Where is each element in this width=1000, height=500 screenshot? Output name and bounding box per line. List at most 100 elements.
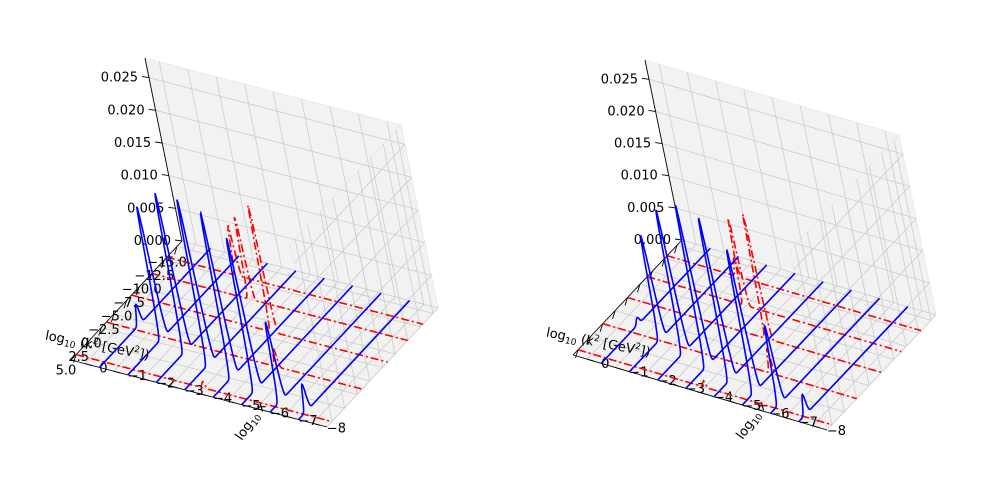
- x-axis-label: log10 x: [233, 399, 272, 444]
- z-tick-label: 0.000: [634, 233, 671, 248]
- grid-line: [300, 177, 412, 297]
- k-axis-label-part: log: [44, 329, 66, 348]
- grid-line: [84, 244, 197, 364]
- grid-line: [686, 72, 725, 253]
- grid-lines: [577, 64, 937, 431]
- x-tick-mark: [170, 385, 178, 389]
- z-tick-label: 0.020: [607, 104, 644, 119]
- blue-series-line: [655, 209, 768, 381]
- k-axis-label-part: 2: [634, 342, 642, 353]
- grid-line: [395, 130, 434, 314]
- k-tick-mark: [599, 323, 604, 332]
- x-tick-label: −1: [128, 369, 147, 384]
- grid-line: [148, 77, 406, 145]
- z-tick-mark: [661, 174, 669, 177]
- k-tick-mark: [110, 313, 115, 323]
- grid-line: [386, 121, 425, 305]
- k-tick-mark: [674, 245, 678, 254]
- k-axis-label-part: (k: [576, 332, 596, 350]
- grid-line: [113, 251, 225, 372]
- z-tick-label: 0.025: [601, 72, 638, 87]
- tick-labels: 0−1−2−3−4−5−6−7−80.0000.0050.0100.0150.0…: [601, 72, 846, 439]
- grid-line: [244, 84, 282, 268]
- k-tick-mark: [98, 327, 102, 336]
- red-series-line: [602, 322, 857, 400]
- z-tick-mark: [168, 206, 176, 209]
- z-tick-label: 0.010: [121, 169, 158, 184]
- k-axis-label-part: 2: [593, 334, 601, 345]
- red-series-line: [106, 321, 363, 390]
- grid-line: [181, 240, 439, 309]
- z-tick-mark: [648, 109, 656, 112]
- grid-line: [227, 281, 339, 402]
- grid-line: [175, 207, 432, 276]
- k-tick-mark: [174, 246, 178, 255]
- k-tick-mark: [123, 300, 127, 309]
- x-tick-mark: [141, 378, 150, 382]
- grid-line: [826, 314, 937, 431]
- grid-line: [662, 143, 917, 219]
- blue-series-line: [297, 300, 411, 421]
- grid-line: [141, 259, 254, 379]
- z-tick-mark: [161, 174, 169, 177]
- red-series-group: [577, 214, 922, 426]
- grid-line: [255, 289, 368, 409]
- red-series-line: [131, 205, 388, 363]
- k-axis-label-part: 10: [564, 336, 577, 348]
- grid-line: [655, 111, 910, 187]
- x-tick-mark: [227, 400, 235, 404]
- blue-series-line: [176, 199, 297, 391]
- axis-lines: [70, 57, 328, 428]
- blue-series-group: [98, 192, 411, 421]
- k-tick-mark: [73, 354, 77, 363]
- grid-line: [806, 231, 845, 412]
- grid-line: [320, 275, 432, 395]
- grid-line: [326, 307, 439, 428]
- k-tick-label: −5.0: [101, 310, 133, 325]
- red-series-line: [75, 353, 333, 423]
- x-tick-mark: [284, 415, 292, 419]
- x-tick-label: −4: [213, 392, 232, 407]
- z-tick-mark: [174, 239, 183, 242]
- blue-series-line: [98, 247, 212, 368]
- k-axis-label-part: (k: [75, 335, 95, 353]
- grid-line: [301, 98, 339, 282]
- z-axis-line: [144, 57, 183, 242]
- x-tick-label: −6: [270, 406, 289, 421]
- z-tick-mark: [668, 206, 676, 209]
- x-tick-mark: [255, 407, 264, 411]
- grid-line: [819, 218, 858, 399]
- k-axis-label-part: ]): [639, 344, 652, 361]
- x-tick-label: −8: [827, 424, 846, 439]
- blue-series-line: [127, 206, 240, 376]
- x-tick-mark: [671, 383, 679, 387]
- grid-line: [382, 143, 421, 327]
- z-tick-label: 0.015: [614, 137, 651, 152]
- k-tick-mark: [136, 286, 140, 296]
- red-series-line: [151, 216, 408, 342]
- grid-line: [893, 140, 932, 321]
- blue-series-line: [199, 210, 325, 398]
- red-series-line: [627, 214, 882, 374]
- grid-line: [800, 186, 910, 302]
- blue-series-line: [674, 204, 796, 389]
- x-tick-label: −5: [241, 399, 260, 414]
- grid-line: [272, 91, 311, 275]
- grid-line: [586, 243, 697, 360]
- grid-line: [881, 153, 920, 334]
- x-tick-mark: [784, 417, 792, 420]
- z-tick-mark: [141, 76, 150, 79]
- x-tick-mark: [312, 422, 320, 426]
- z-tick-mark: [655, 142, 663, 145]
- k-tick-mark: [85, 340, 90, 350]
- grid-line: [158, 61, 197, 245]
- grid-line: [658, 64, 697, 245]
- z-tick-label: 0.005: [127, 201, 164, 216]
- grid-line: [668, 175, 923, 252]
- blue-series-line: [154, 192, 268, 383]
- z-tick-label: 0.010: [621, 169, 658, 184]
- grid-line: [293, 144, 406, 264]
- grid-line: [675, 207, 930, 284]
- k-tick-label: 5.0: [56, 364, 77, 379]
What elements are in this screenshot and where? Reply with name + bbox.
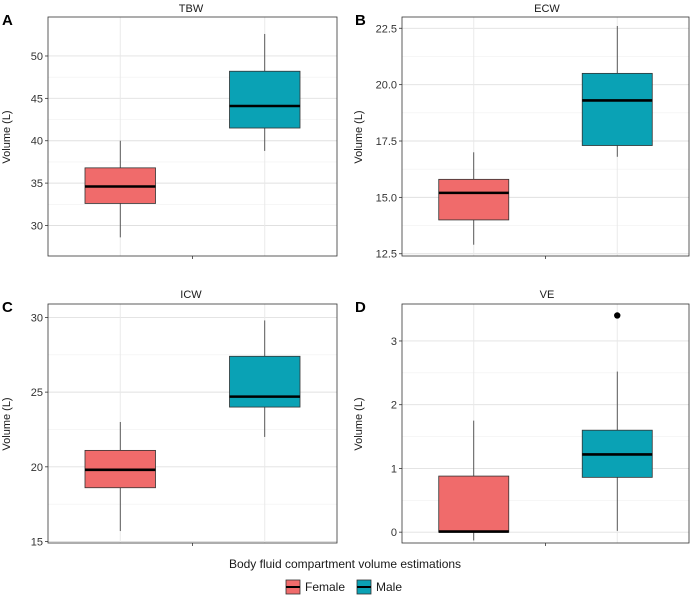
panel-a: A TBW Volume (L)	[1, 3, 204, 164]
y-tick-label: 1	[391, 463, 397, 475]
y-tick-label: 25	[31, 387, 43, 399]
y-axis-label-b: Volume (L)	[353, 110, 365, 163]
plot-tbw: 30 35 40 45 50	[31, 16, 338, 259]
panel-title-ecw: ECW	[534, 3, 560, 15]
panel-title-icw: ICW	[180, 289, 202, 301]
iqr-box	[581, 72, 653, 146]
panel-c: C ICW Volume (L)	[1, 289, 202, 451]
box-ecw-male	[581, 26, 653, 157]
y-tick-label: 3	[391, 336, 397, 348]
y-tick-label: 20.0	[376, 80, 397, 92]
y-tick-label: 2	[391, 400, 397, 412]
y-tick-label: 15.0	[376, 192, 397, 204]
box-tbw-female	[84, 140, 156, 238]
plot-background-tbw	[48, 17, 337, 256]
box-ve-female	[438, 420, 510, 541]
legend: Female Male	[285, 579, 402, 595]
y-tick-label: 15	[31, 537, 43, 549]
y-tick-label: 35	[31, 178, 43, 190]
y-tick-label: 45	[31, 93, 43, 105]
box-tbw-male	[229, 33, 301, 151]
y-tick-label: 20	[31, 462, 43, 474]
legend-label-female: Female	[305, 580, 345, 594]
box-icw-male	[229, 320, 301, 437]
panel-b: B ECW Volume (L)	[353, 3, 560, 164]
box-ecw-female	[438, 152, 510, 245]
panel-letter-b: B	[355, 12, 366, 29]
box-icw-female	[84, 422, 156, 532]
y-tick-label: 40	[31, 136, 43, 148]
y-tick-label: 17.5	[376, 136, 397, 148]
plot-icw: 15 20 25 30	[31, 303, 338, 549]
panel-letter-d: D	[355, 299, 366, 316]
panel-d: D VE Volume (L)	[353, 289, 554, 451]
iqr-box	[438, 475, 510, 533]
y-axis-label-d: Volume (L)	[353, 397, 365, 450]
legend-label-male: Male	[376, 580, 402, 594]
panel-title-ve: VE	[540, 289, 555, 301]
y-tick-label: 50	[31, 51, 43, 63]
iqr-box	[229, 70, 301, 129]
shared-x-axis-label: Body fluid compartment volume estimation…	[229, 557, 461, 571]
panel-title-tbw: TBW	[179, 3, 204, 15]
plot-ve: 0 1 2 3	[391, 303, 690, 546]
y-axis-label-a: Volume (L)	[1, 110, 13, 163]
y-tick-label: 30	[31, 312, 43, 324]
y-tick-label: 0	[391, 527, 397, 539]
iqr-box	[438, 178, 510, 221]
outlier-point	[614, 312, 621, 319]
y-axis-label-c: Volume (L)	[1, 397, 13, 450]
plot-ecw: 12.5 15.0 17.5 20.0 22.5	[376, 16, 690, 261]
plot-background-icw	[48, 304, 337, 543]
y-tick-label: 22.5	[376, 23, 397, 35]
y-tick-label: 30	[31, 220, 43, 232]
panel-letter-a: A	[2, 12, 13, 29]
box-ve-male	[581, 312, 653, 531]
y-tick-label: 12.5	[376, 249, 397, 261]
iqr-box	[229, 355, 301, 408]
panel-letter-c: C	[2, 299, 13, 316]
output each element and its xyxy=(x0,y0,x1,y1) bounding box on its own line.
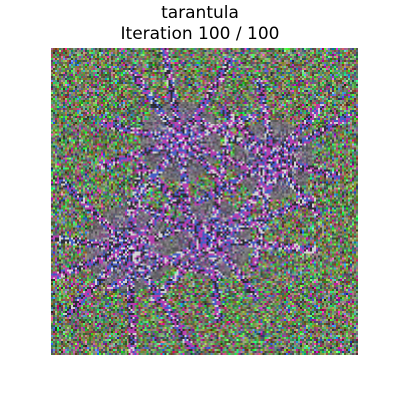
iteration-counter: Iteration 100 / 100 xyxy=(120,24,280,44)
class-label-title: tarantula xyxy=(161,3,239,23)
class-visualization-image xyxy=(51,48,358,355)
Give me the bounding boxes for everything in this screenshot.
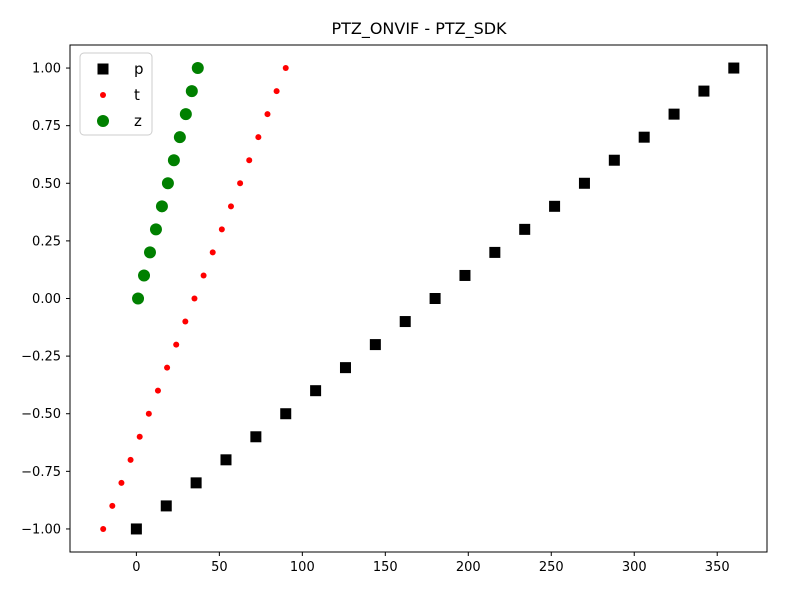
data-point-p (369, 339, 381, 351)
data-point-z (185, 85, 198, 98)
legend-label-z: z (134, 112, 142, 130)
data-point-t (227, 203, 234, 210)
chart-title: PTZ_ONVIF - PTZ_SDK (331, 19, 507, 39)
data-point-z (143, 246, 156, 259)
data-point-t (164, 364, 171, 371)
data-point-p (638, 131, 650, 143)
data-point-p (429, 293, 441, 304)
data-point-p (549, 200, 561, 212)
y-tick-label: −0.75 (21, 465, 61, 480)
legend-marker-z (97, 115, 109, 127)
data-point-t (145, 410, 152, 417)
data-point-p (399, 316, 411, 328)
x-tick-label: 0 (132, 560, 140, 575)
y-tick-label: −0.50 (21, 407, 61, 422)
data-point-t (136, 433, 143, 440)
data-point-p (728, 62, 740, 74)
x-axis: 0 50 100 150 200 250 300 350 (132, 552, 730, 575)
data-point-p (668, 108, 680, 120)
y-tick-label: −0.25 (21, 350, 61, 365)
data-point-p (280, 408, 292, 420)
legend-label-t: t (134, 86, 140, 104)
+++
## EXERCISE OBJECTIVE
Copy out the items from the line containing "panel-a: A TBW" down through the line containing "72, 653, 146]", swapping in "Volume (liters)" for each "Volume (L)" and leaving everything else unchanged.

## RESPONSE TO THIS EXERCISE
panel-a: A TBW Volume (liters)	[1, 3, 204, 164]
y-tick-label: 1	[391, 463, 397, 475]
y-tick-label: 25	[31, 387, 43, 399]
y-axis-label-b: Volume (liters)	[353, 110, 365, 163]
plot-tbw: 30 35 40 45 50	[31, 16, 338, 259]
panel-title-ecw: ECW	[534, 3, 560, 15]
panel-title-icw: ICW	[180, 289, 202, 301]
iqr-box	[581, 72, 653, 146]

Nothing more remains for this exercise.